• [TO BE DONE] Transcribe every entry word for word, leaving out all images.

• [DATASET EXTRACT]
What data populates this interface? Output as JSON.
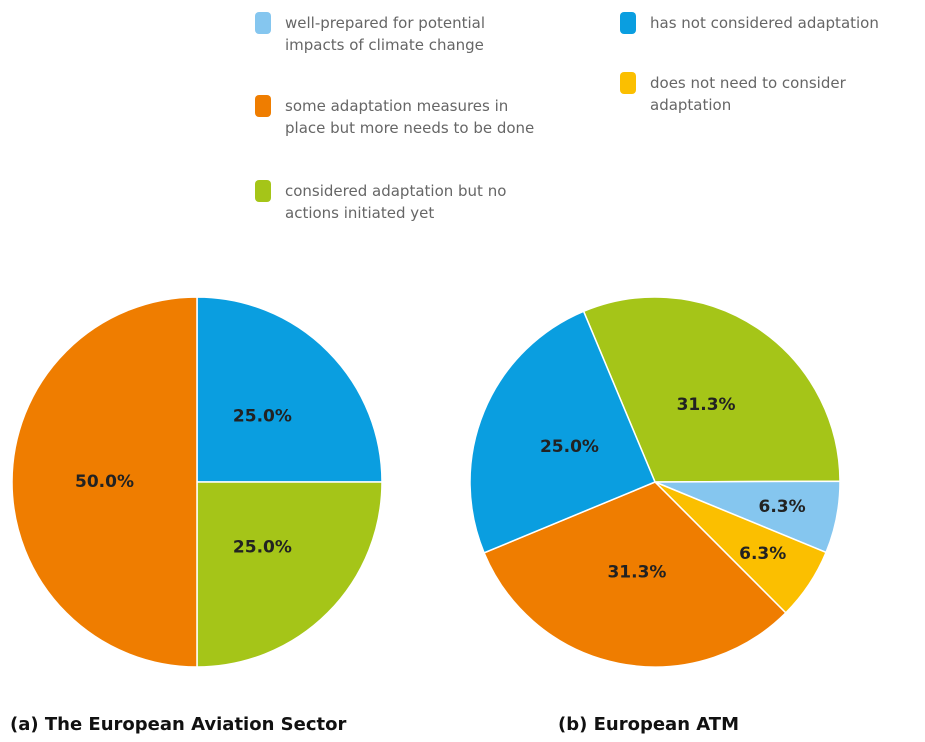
{
  "chart_data": [
    {
      "type": "pie",
      "title": "(a) The European Aviation Sector",
      "categories": [
        "has not considered adaptation",
        "considered adaptation but no actions initiated yet",
        "some adaptation measures in place but more needs to be done"
      ],
      "values": [
        25.0,
        25.0,
        50.0
      ],
      "value_labels": [
        "25.0%",
        "25.0%",
        "50.0%"
      ],
      "colors": [
        "#0a9ee0",
        "#a5c518",
        "#ef7d00"
      ]
    },
    {
      "type": "pie",
      "title": "(b) European ATM",
      "categories": [
        "considered adaptation but no actions initiated yet",
        "well-prepared for potential impacts of climate change",
        "does not need to consider adaptation",
        "some adaptation measures in place but more needs to be done",
        "has not considered adaptation"
      ],
      "values": [
        31.3,
        6.3,
        6.3,
        31.3,
        25.0
      ],
      "value_labels": [
        "31.3%",
        "6.3%",
        "6.3%",
        "31.3%",
        "25.0%"
      ],
      "colors": [
        "#a5c518",
        "#85c6ef",
        "#fbbf00",
        "#ef7d00",
        "#0a9ee0"
      ]
    }
  ]
}
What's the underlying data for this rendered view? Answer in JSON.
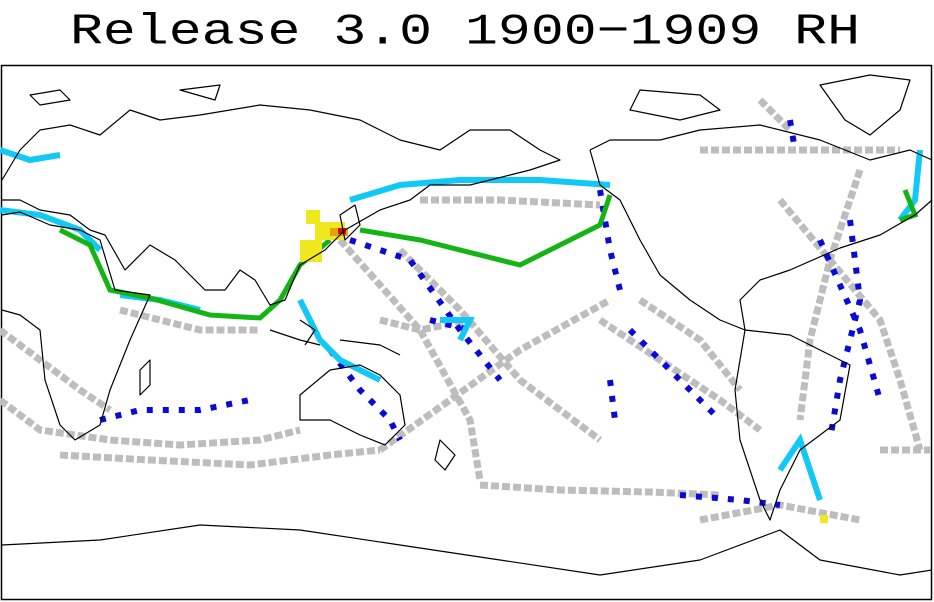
{
  "title": "Release 3.0 1900−1909 RH"
}
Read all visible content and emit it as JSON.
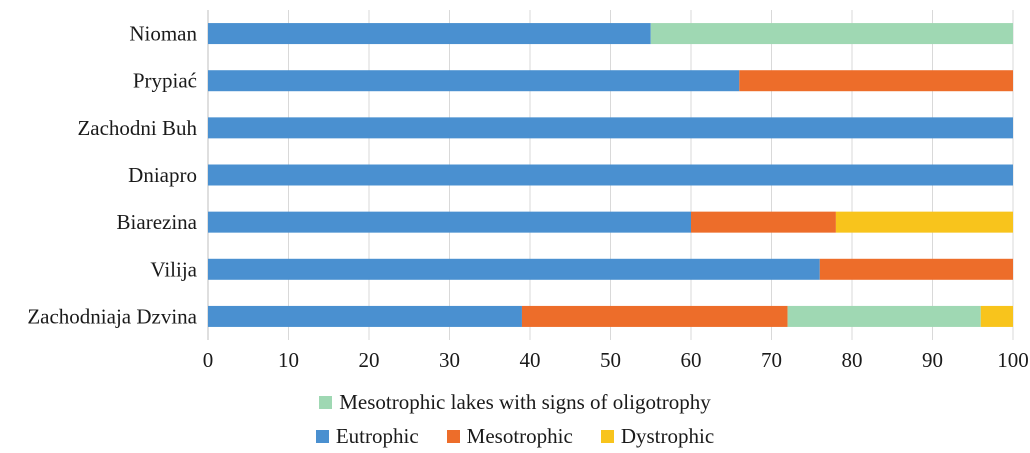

• [SOLUTION TO THIS PROBLEM]
What data populates this interface? Output as JSON.
{
  "chart_data": [
    {
      "type": "pie",
      "title": "(a) The European Aviation Sector",
      "categories": [
        "has not considered adaptation",
        "considered adaptation but no actions initiated yet",
        "some adaptation measures in place but more needs to be done"
      ],
      "values": [
        25.0,
        25.0,
        50.0
      ],
      "value_labels": [
        "25.0%",
        "25.0%",
        "50.0%"
      ],
      "colors": [
        "#0a9ee0",
        "#a5c518",
        "#ef7d00"
      ]
    },
    {
      "type": "pie",
      "title": "(b) European ATM",
      "categories": [
        "considered adaptation but no actions initiated yet",
        "well-prepared for potential impacts of climate change",
        "does not need to consider adaptation",
        "some adaptation measures in place but more needs to be done",
        "has not considered adaptation"
      ],
      "values": [
        31.3,
        6.3,
        6.3,
        31.3,
        25.0
      ],
      "value_labels": [
        "31.3%",
        "6.3%",
        "6.3%",
        "31.3%",
        "25.0%"
      ],
      "colors": [
        "#a5c518",
        "#85c6ef",
        "#fbbf00",
        "#ef7d00",
        "#0a9ee0"
      ]
    }
  ]
}
What's the underlying data for this rendered view? Answer in JSON.
{
  "title": "Release 3.0 1900−1909 RH"
}
Read all visible content and emit it as JSON.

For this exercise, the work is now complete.